#### Text shown
Let us examine some of these marriages with the question ‘Why marry?’ in mind. The couple with the seven-year old daughter was Šamaš-uballiṭ and Rīminni (BMA 30). Because their marriage agreement is broken at the top, we miss some essential information, such as their filiation and the identity of the persons acting as their agents (if any). In the first legible lines of the tablet we encounter the usual divorce and adultery clauses, followed by two uncommon provisions. The first one is damaged, but seems to relate to the mobility of one or both of the partners (‘[from?] the city of Sippar, to another city’). The second provision confirms the groom’s status as father of the child. A tentative answer to the question ‘Why marry?’ might be sought in the need to document the daughter’s ancestry in view of a pending relocation of one or both partners outside the city of Sippar.

Another marriage where a mobile lifestyle may be behind the recording of the union is BaAr 2 no. 5. In a unique clause, this text stipulates that only the male children of the couple will ‘go with their father to the house of their father’. As suspected by Cornelia Wunsch (2003a: 23–4), a likely reason for including this exceptional clause—and, I would add, for recording the marriage—was the groom’s non-Babylonian origin and itinerant lifestyle. From another, equally exceptional, clause included in this contract we learn that this same man intended to take a second wife, perhaps at another residence.[27] Although neither the husband nor the witnesses (whose names are mostly broken off) are explicitly labeled merchants in the text, the West Semitic background of the couple and the unconventional regulations about parental authority, relocation, and a second household, would fit well in the traders’ community, where many individuals of West Semitic origin were active.[28]

In BMA 5 we meet another couple who married after already having parented a daughter. Like Šamaš-uballiṭ, the groom is explicitly identified as the daughter’s father. In this case, the reason why the couple was keen to record their union seems to be connected to the legal status of the father. The groom was a released slave who had been adopted by his former master. Despite his manumission, the groom remained in the service of his former owner: until the latter’s death, he was to perform corvée on his behalf during four months every year. Given that the groom remained unemancipated after his manumission, being neither a slave nor entirely free, a future contestation of his status was not unlikely.[29] Undoubtedly the most important provision of the marriage contract for this couple was the heavy penalty it imposes on the former master and his family should they revoke the manumission. In such a scenario, the free status of mother and daughter would be guaranteed, while the slave-owners would be liable to pay the divorce fee of six minas of silver on behalf of the re-enslaved husband.
########
#### Provided material
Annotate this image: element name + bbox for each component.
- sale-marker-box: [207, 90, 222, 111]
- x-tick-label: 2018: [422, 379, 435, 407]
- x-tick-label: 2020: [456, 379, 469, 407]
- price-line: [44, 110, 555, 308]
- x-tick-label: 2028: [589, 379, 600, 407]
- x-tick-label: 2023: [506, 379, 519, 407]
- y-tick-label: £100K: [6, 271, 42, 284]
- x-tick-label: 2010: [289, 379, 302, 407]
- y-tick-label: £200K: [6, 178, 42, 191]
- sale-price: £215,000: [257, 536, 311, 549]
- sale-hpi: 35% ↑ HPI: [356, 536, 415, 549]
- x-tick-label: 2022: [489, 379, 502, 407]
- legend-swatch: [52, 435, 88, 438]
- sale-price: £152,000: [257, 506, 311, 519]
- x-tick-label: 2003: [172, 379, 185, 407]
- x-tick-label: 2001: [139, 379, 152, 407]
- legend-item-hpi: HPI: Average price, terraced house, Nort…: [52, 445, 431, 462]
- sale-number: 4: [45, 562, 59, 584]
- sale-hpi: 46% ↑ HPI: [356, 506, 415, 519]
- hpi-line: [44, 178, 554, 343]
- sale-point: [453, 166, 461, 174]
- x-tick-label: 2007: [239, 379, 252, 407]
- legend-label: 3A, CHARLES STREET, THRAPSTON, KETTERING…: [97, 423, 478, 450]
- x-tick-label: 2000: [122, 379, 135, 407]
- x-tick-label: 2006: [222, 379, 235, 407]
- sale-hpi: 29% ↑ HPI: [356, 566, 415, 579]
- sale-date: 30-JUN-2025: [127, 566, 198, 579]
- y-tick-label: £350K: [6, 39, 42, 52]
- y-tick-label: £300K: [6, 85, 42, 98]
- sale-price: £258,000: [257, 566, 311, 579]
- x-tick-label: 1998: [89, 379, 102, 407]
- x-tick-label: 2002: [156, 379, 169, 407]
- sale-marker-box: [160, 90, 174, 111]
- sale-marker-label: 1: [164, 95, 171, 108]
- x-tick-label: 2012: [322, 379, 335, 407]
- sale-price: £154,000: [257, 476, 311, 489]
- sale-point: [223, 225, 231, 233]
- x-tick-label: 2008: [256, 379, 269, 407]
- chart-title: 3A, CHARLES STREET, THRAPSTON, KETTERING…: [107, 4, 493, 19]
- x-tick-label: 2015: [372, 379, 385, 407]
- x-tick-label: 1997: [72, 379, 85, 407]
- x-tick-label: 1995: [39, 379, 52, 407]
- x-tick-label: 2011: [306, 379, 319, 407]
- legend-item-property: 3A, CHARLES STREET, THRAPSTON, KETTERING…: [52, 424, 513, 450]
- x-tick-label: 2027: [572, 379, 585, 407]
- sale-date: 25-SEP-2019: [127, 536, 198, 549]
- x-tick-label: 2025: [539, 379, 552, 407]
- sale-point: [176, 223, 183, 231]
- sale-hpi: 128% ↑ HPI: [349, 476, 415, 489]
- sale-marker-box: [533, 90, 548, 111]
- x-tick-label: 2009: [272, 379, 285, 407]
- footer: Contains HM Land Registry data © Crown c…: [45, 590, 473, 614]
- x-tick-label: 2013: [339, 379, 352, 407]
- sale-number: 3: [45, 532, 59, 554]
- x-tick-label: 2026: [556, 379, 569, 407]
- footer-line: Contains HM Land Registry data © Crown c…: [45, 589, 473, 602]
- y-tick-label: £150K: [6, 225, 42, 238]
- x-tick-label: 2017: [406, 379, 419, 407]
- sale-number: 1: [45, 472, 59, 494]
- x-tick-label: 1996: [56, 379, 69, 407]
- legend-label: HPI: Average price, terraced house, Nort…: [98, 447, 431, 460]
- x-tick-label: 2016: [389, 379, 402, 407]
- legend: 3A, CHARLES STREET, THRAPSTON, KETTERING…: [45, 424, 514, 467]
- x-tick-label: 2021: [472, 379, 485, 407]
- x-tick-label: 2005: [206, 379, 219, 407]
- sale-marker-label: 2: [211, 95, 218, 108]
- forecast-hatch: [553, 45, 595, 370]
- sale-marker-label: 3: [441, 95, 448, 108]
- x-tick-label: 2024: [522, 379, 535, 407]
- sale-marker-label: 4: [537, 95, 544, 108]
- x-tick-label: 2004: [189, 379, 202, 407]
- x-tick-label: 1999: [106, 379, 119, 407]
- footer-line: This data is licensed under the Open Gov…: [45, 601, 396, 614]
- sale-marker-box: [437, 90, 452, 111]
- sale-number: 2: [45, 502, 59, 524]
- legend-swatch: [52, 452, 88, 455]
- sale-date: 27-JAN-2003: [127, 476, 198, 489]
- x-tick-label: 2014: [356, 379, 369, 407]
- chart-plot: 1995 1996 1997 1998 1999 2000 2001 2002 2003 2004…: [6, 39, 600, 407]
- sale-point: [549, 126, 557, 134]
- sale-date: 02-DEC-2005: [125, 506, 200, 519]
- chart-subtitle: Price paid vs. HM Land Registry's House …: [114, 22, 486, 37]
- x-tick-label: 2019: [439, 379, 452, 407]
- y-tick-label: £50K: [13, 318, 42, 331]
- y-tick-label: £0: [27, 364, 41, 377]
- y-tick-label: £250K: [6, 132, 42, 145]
########
:: Job ::
Based on the passage about marriage agreements, decide whether each statement agrees with it, and support each decision with the deciding words quoted from the passage. (a) The marriage agreement of Šamaš-uballiṭ and Rīminni is damaged at the top. (b) BaAr 2 no. 5 stipulates that all the children of the couple will go with their father to his house. (c) In BMA 5, the groom was to perform corvée for his former owner six months every year.

:: The solution ::
(a) Yes: "their marriage agreement is broken at the top"
(b) No: "only the male children of the couple will ‘go with their father to the house of their father’"
(c) No: "he was to perform corvée on his behalf during four months every year"